Write down the equation of ${L_1}$ in the form ${\boldsymbol{r}} = {\boldsymbol{a}} + t{\boldsymbol{b}}$.

The line ${L_2}$ has equation ${\boldsymbol{r}} = \left( {\begin{array}{*{20}{c}} 2\\ 4\\ { - 1} \end{array}} \right) + s\left( {\begin{array}{*{20}{c}} 2\\ { - 1}\\ 5 \end{array}} \right)$ . The point A has position vector $\left( {\begin{array}{*{20}{c}} 6\\ 2\\ 9 \end{array}} \right)$ .

Show that A lies on ${L_2}$ .

Let B be the point of intersection of lines ${L_1}$ and ${L_2}$ .

(i)     Show that $\overrightarrow {{\rm{OB}}}  = \left( {\begin{array}{*{20}{c}} 8\\ 1\\ {14} \end{array}} \right)$ .

(ii)    Find $\overrightarrow {{\rm{AB}}}$ .

The point C is at (2, 1, − 4). Let D be the point such that ABCD is a parallelogram.

Find $\overrightarrow {{\rm{OD}}}$ .

******************************

Short problem 1: Write out the vector geometry exercise word for word, from "(i)     Show that" up to and including "is a parallelogram.".

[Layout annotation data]
******************************

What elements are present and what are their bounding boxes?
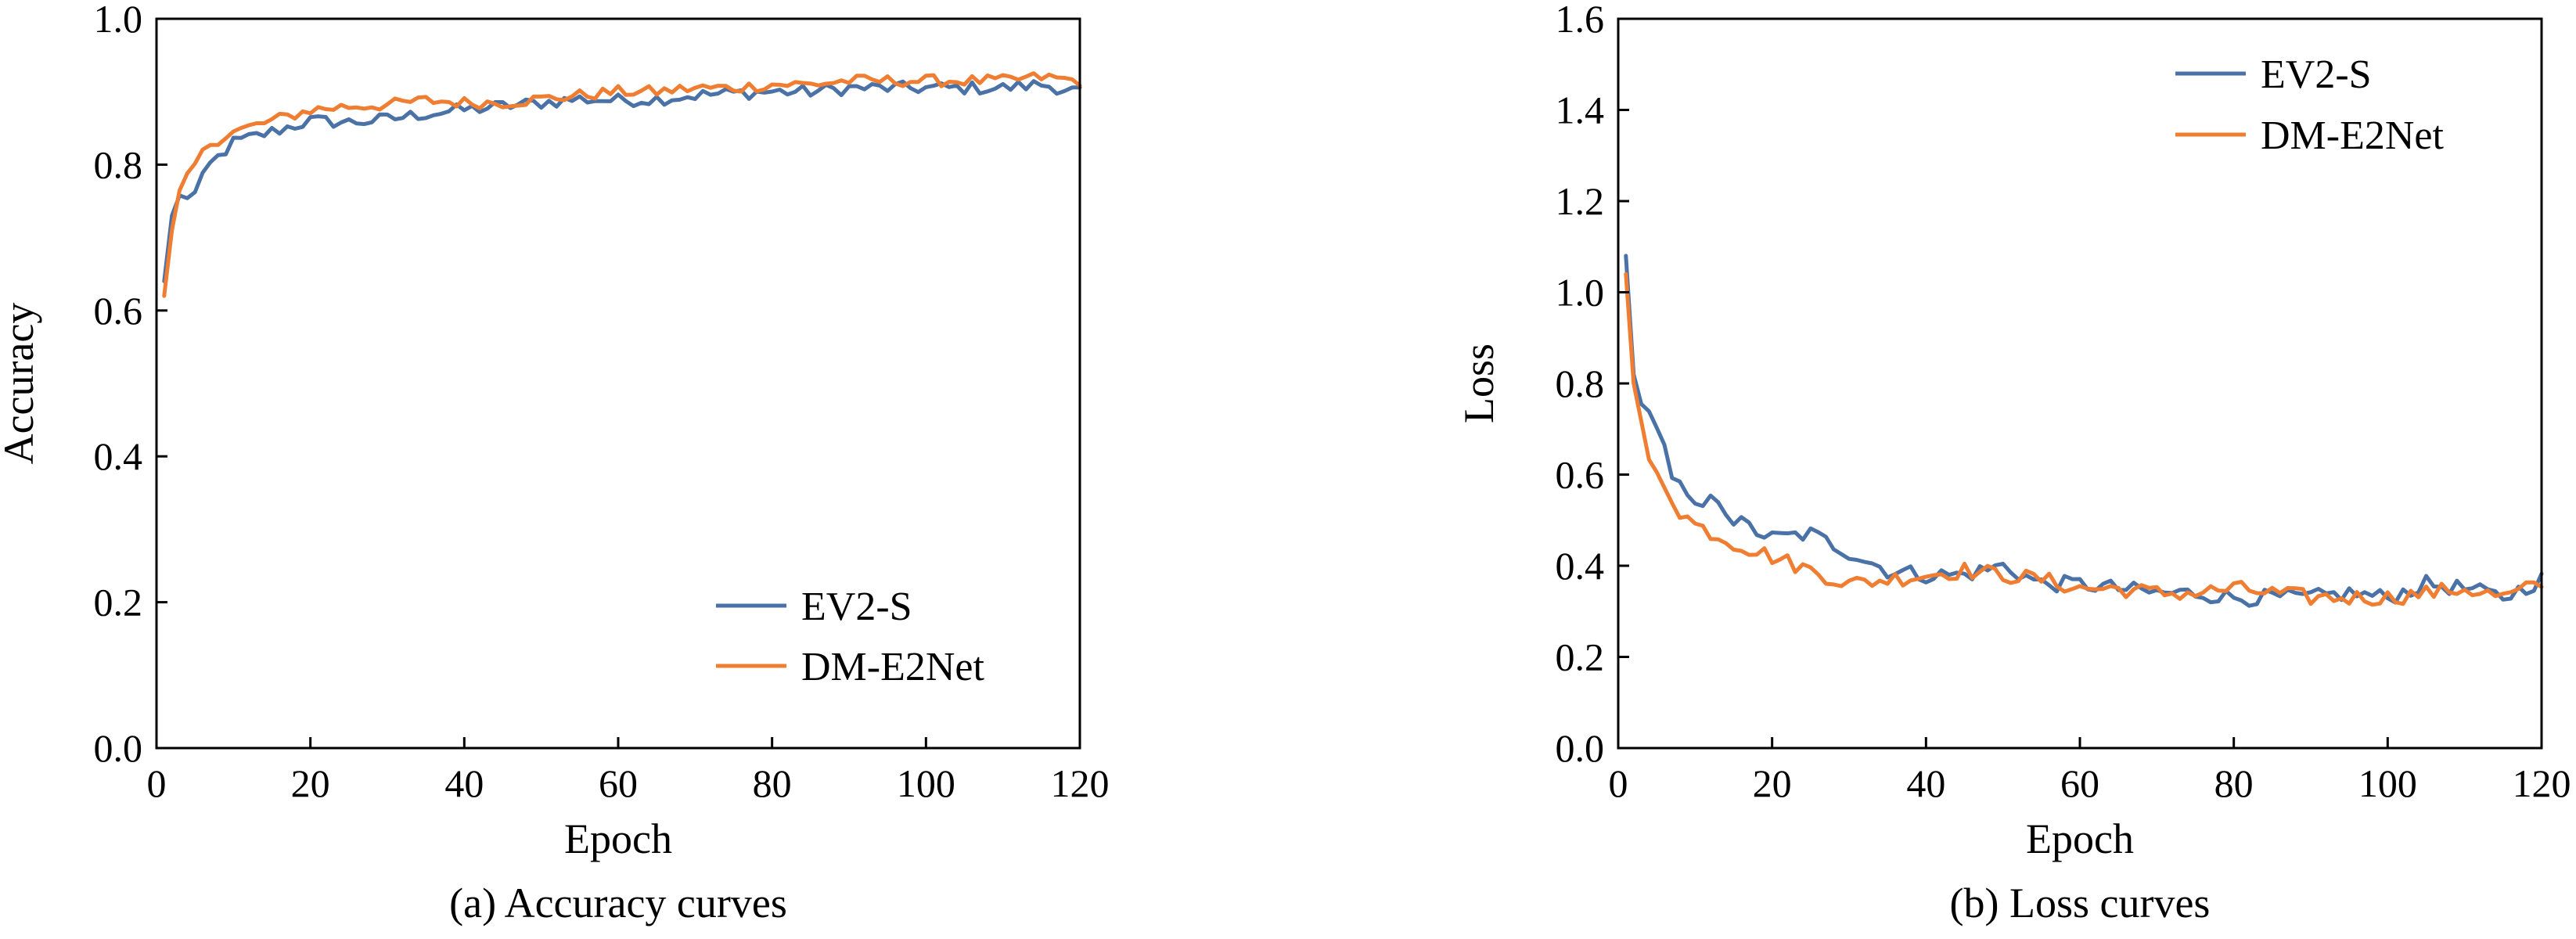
loss-xtick-label: 60 — [2060, 761, 2099, 805]
loss-xtick-label: 40 — [1906, 761, 1945, 805]
accuracy-xtick-label: 20 — [291, 761, 330, 805]
loss-caption: (b) Loss curves — [1950, 880, 2211, 926]
accuracy-series-line-dme2net — [162, 71, 1082, 298]
loss-xtick-label: 120 — [2513, 761, 2571, 805]
accuracy-caption: (a) Accuracy curves — [449, 880, 787, 926]
loss-ytick-label: 1.0 — [1556, 271, 1605, 315]
accuracy-series-line-ev2s — [162, 79, 1082, 283]
accuracy-legend: EV2-S DM-E2Net — [716, 585, 985, 689]
loss-series-line-ev2s — [1624, 254, 2544, 608]
accuracy-ytick-label: 0.2 — [94, 581, 143, 624]
accuracy-xtick-label: 100 — [897, 761, 955, 805]
accuracy-xtick-label: 0 — [147, 761, 167, 805]
accuracy-xtick-label: 80 — [753, 761, 792, 805]
accuracy-xtick-label: 40 — [444, 761, 484, 805]
loss-chart-panel: 0 20 40 60 80 100 120 0.0 0.2 0.4 0.6 0.8 1.0 1.2 1.4 1… — [1455, 0, 2571, 926]
loss-ylabel: Loss — [1455, 344, 1502, 423]
loss-xtick-label: 100 — [2358, 761, 2417, 805]
accuracy-legend-label-dme2net: DM-E2Net — [801, 645, 985, 689]
loss-ytick-label: 0.6 — [1556, 453, 1605, 497]
accuracy-ytick-label: 0.6 — [94, 289, 143, 333]
loss-xlabel: Epoch — [2026, 815, 2134, 862]
loss-ytick-label: 1.6 — [1556, 0, 1605, 41]
loss-ytick-label: 1.4 — [1556, 88, 1605, 132]
loss-ytick-label: 0.4 — [1556, 544, 1605, 588]
loss-ytick-label: 0.0 — [1556, 726, 1605, 770]
loss-legend-label-ev2s: EV2-S — [2261, 52, 2372, 97]
loss-ytick-label: 1.2 — [1556, 179, 1605, 223]
accuracy-xtick-label: 120 — [1051, 761, 1110, 805]
loss-series-line-dme2net — [1624, 272, 2544, 607]
loss-legend-label-dme2net: DM-E2Net — [2261, 113, 2445, 158]
loss-ytick-label: 0.2 — [1556, 635, 1605, 679]
loss-ytick-label: 0.8 — [1556, 362, 1605, 405]
accuracy-legend-label-ev2s: EV2-S — [801, 585, 912, 629]
loss-xtick-label: 0 — [1609, 761, 1628, 805]
accuracy-axis-ticks: 0 20 40 60 80 100 120 0.0 0.2 0.4 0.6 0.8 1.0 — [94, 0, 1110, 805]
accuracy-ylabel: Accuracy — [0, 303, 42, 465]
loss-axis-ticks: 0 20 40 60 80 100 120 0.0 0.2 0.4 0.6 0.8 1.0 1.2 1.4 1… — [1556, 0, 2571, 805]
accuracy-plot-lines — [162, 71, 1082, 298]
loss-xtick-label: 80 — [2214, 761, 2254, 805]
loss-legend: EV2-S DM-E2Net — [2175, 52, 2445, 158]
accuracy-ytick-label: 1.0 — [94, 0, 143, 41]
accuracy-ytick-label: 0.8 — [94, 142, 143, 186]
accuracy-xlabel: Epoch — [564, 815, 672, 862]
accuracy-ytick-label: 0.0 — [94, 726, 143, 770]
accuracy-xtick-label: 60 — [599, 761, 638, 805]
loss-xtick-label: 20 — [1753, 761, 1792, 805]
loss-plot-lines — [1624, 254, 2544, 608]
accuracy-ytick-label: 0.4 — [94, 434, 143, 478]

******************************

Short problem 2: Duplicate the lines of the listing above, from the line with "loss-xtick-label: 60 — [2060, 761, 2099, 805]" up to and including the line with "loss-xtick-label: 120 —".

Correct output 1:
(i)     Show that $\overrightarrow {{\rm{OB}}}  = \left( {\begin{array}{*{20}{c}} 8\\ 1\\ {14} \end{array}} \right)$ .

(ii)    Find $\overrightarrow {{\rm{AB}}}$ .

The point C is at (2, 1, − 4). Let D be the point such that ABCD is a parallelogram.

Correct output 2:
loss-xtick-label: 60 — [2060, 761, 2099, 805]
loss-xtick-label: 40 — [1906, 761, 1945, 805]
accuracy-xtick-label: 20 — [291, 761, 330, 805]
loss-caption: (b) Loss curves — [1950, 880, 2211, 926]
accuracy-series-line-dme2net — [162, 71, 1082, 298]
loss-xtick-label: 120 — [2513, 761, 2571, 805]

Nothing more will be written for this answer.